» **分析用テキスト**

ネットワーク分析―何が行為を決定するか   【ネットワーク分析―何が行為を決定するか】

  安田 雪
  価格: ¥2,310 (税込)
  新曜社(1997/02)

 本書は、「ネットワーク分析」という研究分野の、日本語ではおそらく唯一の入門書です。あとがきによれば、1997年の出版に先立つ10年前に、コロンビア大学のRonald Burt教授が語るこの学問の魅力に触れて以来、日本語のネットワーク分析の本を書くのが著者の夢だった、と書かれていますが、いかにわかりやすくネットワーク分析の魅力を伝えるか、というその熱意が、本書の端々から溢れています。
 本書の構成は、前半がネットワーク分析の基本的概念やツールの説明に当てられ、後半が具体的な応用例ということになっています。前半では、ネットワークをグラフや行列で表す方法、紐帯の重み付け、個人の持つネットワークを調査するための「ネットワーク・クエスチョン」の方法などが説明されています。後半では、パソコン通信の会議室での発言のつながりからネットワークの中心性を調べたり、パーソナル・ネットワークと昇進速度を調べた研究を紹介し、ネットワーク分析が得意とする領域がわかるようになっています。

» **作業指示 A**
ネットワーク分析の入門書を紹介する文章によれば、本書の後半を読むとネットワーク分析が得意とする領域がわかるという。その理由を、文章の記述に即して説明せよ。
» **作業指示 B**
ネットワーク分析の入門書を紹介する文章のうち、「本書の構成は」で始まる段落を、主な内容を残して箇条書きにまとめよ。
» **作業指示 C**
ネットワーク分析の入門書を紹介する文章を、最後の文のあとから書き進めよ。

» **学習資料**
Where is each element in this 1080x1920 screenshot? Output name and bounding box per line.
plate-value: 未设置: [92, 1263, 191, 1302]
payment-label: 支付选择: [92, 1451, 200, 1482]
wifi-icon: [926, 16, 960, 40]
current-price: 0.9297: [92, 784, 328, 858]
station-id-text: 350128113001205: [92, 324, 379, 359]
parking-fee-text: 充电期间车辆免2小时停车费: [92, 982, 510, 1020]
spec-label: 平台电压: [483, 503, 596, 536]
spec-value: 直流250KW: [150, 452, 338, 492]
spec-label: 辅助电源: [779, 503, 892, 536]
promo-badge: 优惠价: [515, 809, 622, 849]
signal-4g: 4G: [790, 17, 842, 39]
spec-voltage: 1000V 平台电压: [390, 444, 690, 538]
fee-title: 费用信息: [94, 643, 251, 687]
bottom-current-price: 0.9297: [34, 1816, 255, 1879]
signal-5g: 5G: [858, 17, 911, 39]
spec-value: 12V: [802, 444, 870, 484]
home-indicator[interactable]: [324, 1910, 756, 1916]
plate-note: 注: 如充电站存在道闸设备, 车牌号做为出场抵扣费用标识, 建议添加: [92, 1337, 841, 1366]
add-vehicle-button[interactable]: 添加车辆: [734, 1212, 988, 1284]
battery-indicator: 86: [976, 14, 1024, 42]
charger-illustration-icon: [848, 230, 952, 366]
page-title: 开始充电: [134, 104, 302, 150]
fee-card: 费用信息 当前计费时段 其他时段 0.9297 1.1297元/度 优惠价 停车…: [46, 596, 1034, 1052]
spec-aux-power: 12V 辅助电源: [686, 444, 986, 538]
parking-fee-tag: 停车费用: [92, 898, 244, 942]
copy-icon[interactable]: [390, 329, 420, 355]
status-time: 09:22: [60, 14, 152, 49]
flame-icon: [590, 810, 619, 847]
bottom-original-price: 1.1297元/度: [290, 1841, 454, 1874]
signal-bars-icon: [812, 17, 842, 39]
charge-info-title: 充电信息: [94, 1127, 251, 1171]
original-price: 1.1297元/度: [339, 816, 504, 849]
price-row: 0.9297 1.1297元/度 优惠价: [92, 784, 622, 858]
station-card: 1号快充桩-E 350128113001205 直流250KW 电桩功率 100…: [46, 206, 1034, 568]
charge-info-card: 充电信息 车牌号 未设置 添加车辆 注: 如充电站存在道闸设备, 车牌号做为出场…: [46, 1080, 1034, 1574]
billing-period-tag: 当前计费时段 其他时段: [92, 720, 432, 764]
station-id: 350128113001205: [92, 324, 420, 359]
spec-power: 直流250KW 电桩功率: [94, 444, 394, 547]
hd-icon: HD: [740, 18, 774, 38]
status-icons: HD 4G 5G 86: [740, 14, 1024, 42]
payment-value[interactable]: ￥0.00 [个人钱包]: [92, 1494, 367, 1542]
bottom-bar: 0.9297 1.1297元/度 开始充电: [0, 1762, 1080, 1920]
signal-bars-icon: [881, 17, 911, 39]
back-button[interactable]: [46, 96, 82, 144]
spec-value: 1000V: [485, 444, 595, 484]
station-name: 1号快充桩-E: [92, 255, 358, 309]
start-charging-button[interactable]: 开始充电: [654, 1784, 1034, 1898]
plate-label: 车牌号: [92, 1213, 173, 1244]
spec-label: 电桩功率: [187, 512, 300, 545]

» **解答欄 A**
後半では、パソコン通信の会議室での発言のつながりからネットワークの中心性を調べた研究や、パーソナル・ネットワークと昇進速度を調べた研究といった具体的な応用例が紹介されているからである。

» **解答欄 B**
- 構成：前半は基本的概念やツールの説明、後半は具体的な応用例
- 前半の内容：ネットワークをグラフや行列で表す方法、紐帯の重み付け、個人のネットワークを調査する「ネットワーク・クエスチョン」の方法
- 後半の内容：パソコン通信の会議室での発言のつながりから中心性を調べた研究、パーソナル・ネットワークと昇進速度を調べた研究
- 後半の役割：ネットワーク分析が得意とする領域を示す

» **解答欄 C**
 ネットワーク分析という研究分野に登場する用語が簡潔に解説されており、学部学生への入門書には最適ではないかと思います。また、研究目的でない一般社会人の好奇心を満たすにも適しているのではないでしょうか。


■ 個人的な視点から

 私が本書にたどり着くまでに、(1)『ティッピング・ポイント』(2/12紹介)→(2)『スモールワールド・ネットワーク』(9/28)→(3)『実践ネットワーク分析』(10/4)→(4)『人脈づくりの科学』(10/5)→(5)本書、の順に読み進んできました。しかし、本書を読んで、「もっと先にこっちを読んでいれば・・・」ということに気づきました。本書では、ネットワーク分析に関する概念が平易な文章でわかりやすく説明されていて、この入門書を読んでおけば、ネットワーク分析という研究分野の大まかな全体像をつかんでおくことができます。
 では、どんな順序で読んでいれば良かったのでしょうか。おそらく、ネットワーク分析への関心を持つきっかけ、接点になるのは、(1)の『ティッピング・ポイント』辺りではないかと思います。ここから(2)の『スモールワールド~』に進むのが順当な線かもしれませんが、(2)を読む前に本書を読んでおくと、(2)の内容がつかみやすくなります。その後、(4)の『人脈づくりの科学』を読み、さらに関心のある人は(3)の『実践ネットワーク分析』のまで読み進むのがいいのではないかと思います。ただし、(3)は本書に対する中上級編的な位置づけにあるので、専門とする学生には必要ですが、一般社会人はここまで読み進む必要はないかもしれません。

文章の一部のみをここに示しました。